Prompt:
Type out the whole Brexit column below word for word.

Excerpted passage:
========================================

I don’t know about you, but increasingly it feels like Brexit is turning people a little batshit. I’m not talking about those who hang around Westminster with their enormous European or Union Jack top hats, imploring cabbies to honk for Brexit, Europe, HP sauce or whatever their cause is. I’m talking about those who, pre-Brexit, seemed sensible enough – less of a straight-banana-short-of-a-bunch types.
I give you Exhibit A, m’lud. Mark Francois, honourable member for Dunkirk South. Francois reminds me of the Benny Hill character Fred Skuttle, who always had a silly cap on and kept saluting (google it, millennials). The MP’s utterances have become increasingly batshit as he recognises he can barely represent himself in a debate, never mind any settled view of his peers. So instead, Francois tries to push the boundaries, hoping they’ll keep asking him on telly – a strategy that has proved remarkably successful up until now, I suppose, so who am I to criticise?

========================================

Document layout detection data:
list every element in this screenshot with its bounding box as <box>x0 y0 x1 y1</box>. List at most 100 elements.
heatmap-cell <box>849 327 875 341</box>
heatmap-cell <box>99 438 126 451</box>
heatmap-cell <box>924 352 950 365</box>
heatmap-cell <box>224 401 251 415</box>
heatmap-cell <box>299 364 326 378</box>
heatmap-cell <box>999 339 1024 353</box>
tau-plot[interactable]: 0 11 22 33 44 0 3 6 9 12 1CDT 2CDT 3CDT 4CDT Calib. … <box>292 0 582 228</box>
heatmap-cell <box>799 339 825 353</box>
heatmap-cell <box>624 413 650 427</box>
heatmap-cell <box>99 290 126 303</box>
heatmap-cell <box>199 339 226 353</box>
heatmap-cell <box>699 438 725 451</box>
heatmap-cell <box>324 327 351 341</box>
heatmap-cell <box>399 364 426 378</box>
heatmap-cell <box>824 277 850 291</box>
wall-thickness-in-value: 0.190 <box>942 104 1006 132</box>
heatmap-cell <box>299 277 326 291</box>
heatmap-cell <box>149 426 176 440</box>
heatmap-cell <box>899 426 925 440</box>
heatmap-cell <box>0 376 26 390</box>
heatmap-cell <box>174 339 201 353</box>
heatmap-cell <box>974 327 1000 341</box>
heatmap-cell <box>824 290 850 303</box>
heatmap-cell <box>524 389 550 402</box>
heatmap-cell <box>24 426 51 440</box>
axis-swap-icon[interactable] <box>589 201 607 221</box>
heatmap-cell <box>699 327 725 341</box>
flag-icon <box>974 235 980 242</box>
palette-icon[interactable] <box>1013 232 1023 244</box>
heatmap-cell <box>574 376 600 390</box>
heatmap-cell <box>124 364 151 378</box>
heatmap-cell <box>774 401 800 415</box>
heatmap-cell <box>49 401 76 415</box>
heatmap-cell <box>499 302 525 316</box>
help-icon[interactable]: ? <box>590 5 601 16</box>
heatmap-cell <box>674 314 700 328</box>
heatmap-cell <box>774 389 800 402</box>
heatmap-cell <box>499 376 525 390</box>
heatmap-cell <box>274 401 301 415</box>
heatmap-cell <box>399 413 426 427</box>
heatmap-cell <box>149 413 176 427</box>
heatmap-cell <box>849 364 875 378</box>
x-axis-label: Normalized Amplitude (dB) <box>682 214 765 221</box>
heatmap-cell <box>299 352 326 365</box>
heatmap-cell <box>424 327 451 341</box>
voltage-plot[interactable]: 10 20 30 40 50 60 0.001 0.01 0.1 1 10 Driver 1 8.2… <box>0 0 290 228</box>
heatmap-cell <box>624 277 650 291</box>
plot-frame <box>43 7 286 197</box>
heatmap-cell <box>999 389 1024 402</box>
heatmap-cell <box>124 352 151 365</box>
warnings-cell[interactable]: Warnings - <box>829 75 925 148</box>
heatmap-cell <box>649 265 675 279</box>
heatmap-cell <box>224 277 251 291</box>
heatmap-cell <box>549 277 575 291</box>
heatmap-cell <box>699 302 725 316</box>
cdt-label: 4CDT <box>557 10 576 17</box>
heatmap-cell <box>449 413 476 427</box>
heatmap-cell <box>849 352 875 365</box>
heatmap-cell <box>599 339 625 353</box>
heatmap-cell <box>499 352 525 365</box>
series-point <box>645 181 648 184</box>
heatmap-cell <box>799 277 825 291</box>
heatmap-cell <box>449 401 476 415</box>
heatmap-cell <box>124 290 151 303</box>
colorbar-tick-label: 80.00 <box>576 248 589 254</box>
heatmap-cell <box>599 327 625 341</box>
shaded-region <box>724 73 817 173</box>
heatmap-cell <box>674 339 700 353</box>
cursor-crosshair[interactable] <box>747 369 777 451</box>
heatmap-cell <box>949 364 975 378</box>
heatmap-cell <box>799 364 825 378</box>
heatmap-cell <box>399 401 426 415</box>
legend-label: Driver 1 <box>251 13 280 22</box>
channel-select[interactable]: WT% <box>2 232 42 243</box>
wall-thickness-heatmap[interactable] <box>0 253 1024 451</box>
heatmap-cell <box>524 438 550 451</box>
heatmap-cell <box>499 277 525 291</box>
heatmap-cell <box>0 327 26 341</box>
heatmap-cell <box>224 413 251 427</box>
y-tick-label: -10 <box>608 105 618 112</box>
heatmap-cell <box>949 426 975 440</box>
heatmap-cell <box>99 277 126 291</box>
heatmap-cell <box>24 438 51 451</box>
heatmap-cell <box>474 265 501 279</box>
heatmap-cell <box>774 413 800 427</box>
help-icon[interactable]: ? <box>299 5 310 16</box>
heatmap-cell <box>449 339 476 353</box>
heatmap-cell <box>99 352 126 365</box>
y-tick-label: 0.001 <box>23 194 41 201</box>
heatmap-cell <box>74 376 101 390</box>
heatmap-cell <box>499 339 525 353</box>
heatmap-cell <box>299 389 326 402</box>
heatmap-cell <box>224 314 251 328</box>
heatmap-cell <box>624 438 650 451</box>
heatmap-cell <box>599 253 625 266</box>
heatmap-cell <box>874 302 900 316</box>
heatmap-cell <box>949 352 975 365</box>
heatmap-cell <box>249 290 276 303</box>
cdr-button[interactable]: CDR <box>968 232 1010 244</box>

========================================

Answer box:
I don’t know about you, but increasingly it feels like Brexit is turning people a little batshit. I’m not talking about those who hang around Westminster with their enormous European or Union Jack top hats, imploring cabbies to honk for Brexit, Europe, HP sauce or whatever their cause is. I’m talking about those who, pre-Brexit, seemed sensible enough – less of a straight-banana-short-of-a-bunch types.
I give you Exhibit A, m’lud. Mark Francois, honourable member for Dunkirk South. Francois reminds me of the Benny Hill character Fred Skuttle, who always had a silly cap on and kept saluting (google it, millennials). The MP’s utterances have become increasingly batshit as he recognises he can barely represent himself in a debate, never mind any settled view of his peers. So instead, Francois tries to push the boundaries, hoping they’ll keep asking him on telly – a strategy that has proved remarkably successful up until now, I suppose, so who am I to criticise?